• GIVEN REQUEST
Revise the interpolation passage, starting at "Different methods of" and ending at "in this tutorial.", so that "tutorial" becomes "lesson".

• READING PASSAGE
----

Deterministic & Probabilistic Interpolators

There are two main types of interpolation approaches:

  • Deterministic: create surfaces directly from measured points using a weighted distance or area function.
  • Probabilistic (Geostatistical): utilize the statistical properties of the measured points. Probabilistic techniques quantify the spatial auto-correlation among measured points and account for the spatial configuration of the sample points around the prediction location.

Different methods of interpolation are better for different data sets. This table lays out the strengths of some of the more common interpolation methods.

Abbreviations: TIN=Triangulated Irregular Network, IDW=Inverse Distance Weighted interpolation. Source: National Ecological Obervatory Network

We will focus on deterministic methods in this tutorial.

Deterministic Interpolation Methods

Let’s look at a few different deterministic interpolation methods to understand how different methods can affect an output raster.

Inverse Distance Weighted (IDW)

Inverse distance weighted (IDW) interpolation calculates the values of a query point (a cell with an unknown value) using a linearly weighted combination of values from nearby points.

IDW interpolation calculates the value of an unknown cell center value (a query point) using surrounding points with the assumption that closest points will be the most similar to the value of interest. Source: QGIS

Key Attributes of IDW Interpolation

  • The raster is derived based upon an assumed linear relationship between the location of interest and the distance to surrounding sample points. In other words, sample points closest to the cell of interest are assumed to be more related to its value than those further away.
  • Bounded/exact estimation, hence can not interpolate beyond the min/max range of data point values. This estimate within the range of existing sample point values can yield “flattened” peaks and valleys – especially if the data didn’t capture those high and low points.
  • Interpolated points are average values
  • Good for point data that are equally distributed and dense. Assumes a consistent trend or relationship between points and does not accommodate trends within the data(e.g. east to west, elevational, etc).
IDW interpolation looks at the linear distance between the unknown value and surrounding points. Source: J. Abrecht, CUNY

Power

The power value changes the “weighting” of the IDW interpolation by specifying how strongly points further away from the query point impact the calculated value for that point. Power values range from 0-3+ with a default settings generally being 2. A larger power value produces a more localized result - values further away from the cell have less impact on it’s calculated value, values closer to the cell impact it’s value more. A smaller power value produces a more averaged result where sample points further away from the cell have a greater impact on the cell’s calculated value.

----

• Data items

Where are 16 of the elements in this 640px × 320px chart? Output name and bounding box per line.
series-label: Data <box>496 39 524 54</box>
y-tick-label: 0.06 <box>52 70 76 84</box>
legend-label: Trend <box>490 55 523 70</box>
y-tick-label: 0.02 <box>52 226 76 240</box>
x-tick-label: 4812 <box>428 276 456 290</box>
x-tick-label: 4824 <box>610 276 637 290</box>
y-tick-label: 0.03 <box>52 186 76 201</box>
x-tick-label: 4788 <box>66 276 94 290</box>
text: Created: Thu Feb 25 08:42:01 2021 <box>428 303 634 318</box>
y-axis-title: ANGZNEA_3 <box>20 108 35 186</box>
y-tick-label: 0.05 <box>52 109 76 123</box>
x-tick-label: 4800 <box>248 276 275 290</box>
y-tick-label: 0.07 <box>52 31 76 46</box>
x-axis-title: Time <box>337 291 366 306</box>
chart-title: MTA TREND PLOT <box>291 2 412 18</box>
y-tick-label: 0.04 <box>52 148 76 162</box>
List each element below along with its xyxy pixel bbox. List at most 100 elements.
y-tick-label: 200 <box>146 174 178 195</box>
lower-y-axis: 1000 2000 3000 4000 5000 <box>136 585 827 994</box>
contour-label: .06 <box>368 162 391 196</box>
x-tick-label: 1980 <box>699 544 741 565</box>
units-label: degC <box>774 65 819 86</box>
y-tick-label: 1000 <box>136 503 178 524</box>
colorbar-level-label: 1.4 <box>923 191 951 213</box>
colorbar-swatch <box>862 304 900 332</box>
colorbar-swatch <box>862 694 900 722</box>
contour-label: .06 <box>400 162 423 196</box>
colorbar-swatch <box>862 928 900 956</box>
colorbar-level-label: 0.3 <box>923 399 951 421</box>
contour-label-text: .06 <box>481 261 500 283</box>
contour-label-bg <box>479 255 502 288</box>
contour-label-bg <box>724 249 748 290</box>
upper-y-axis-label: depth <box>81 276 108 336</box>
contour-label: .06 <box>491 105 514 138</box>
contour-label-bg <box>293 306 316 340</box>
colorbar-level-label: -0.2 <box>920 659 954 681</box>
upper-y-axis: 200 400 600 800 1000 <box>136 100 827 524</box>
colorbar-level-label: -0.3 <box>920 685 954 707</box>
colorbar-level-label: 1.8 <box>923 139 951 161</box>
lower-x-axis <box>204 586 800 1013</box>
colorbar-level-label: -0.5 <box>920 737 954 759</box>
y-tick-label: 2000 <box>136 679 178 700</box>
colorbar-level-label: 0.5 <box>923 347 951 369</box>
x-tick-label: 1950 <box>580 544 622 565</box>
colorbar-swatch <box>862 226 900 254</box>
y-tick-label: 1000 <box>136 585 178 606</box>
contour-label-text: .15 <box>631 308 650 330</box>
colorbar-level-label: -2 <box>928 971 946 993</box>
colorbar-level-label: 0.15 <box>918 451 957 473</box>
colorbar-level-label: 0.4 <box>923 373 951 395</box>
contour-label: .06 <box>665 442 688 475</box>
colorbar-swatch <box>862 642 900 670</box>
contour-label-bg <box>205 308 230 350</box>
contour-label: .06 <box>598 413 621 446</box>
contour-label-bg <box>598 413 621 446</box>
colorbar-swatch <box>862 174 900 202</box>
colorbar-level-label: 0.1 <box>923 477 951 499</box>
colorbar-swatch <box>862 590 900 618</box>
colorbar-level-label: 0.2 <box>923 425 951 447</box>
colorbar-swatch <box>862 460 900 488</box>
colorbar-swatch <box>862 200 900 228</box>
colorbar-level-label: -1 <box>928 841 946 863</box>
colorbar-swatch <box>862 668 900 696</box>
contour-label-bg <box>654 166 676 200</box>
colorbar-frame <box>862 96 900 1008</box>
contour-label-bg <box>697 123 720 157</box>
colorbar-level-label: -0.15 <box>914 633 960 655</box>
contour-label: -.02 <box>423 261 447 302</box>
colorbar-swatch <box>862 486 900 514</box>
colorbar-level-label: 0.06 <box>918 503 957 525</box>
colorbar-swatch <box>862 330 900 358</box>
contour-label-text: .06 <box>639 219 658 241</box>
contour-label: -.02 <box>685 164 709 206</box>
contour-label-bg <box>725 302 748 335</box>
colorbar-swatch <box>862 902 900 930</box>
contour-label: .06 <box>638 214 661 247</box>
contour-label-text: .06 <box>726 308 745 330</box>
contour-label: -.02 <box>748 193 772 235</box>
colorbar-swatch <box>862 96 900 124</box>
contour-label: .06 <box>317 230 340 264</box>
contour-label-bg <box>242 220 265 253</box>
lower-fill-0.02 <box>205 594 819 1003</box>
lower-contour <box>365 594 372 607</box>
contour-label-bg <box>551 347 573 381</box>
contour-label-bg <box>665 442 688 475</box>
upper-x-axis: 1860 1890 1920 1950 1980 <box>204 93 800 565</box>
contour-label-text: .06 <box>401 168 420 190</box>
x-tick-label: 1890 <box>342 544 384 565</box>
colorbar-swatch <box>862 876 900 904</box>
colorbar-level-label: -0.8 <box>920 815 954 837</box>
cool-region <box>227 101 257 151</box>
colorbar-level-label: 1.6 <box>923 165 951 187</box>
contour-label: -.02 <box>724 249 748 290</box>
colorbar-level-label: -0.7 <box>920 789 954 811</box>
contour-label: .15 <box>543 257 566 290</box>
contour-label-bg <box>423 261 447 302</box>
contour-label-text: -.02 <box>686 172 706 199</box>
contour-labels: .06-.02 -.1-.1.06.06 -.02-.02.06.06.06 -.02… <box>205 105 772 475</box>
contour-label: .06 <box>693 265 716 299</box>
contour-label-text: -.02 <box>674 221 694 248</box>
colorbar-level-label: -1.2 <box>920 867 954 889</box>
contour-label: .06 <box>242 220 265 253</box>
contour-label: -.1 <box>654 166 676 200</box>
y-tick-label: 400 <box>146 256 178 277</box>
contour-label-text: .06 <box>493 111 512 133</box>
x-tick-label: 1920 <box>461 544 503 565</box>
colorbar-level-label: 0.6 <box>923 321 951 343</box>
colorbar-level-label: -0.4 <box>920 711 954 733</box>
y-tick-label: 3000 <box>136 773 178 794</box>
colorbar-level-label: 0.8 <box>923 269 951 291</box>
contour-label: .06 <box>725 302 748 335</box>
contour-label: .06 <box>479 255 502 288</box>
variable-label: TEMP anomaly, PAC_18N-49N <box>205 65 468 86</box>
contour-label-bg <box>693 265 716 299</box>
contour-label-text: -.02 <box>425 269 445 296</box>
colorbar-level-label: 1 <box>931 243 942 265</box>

----

• RESPONSE TO THE EXERCISE
Different methods of interpolation are better for different data sets. This table lays out the strengths of some of the more common interpolation methods.

Abbreviations: TIN=Triangulated Irregular Network, IDW=Inverse Distance Weighted interpolation. Source: National Ecological Obervatory Network

We will focus on deterministic methods in this lesson.